◆ **Exercise**
Select, from the data, each line where "term" occurs.

[Figure content listings]
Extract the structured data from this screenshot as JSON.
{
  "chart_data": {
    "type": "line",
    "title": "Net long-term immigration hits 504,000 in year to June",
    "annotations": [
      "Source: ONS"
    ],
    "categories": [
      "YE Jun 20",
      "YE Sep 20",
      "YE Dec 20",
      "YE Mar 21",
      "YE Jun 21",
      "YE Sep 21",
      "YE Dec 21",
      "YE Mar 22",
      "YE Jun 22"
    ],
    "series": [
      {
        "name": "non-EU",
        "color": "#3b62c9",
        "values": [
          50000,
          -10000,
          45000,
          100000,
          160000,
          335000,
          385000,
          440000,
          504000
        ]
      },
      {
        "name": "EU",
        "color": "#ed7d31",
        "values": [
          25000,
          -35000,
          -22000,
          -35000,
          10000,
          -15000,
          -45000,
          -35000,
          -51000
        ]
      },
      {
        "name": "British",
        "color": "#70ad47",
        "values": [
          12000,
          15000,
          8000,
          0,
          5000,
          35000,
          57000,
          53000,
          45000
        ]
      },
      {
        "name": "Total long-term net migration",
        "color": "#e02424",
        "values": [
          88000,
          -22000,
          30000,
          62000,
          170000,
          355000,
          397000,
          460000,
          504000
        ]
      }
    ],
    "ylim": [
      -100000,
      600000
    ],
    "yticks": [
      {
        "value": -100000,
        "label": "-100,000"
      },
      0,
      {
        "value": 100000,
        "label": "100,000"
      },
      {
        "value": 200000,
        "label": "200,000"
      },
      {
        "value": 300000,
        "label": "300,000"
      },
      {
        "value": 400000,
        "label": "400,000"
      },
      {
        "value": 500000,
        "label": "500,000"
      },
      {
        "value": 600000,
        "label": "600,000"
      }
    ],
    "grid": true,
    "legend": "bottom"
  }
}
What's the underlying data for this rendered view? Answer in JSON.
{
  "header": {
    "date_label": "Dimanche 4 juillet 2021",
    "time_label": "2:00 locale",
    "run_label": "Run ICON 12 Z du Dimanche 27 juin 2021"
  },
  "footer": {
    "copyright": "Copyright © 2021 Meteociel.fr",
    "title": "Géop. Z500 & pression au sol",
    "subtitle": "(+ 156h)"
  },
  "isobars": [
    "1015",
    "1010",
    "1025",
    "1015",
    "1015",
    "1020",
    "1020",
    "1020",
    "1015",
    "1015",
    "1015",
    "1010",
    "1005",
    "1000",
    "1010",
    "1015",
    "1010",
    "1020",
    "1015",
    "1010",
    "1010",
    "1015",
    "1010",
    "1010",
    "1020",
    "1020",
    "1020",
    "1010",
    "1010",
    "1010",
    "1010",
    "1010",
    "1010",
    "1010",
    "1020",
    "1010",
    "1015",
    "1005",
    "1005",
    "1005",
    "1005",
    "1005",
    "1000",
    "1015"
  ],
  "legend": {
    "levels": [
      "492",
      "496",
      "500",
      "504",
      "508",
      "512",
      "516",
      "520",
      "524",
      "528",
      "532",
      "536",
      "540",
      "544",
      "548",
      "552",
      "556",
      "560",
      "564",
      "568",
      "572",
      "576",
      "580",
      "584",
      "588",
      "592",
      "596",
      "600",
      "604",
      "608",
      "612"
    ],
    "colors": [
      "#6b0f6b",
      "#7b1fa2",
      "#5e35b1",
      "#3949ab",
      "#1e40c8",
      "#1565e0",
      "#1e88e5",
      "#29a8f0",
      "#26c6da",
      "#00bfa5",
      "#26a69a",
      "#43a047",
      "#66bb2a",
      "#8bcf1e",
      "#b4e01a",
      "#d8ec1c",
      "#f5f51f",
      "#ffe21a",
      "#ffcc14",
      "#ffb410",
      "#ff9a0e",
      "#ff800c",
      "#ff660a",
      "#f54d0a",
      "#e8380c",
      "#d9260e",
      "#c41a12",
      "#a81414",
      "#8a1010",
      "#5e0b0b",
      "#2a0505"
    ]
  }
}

◆ **Exercise output**
    "title": "Net long-term immigration hits 504,000 in year to June",
        "name": "Total long-term net migration",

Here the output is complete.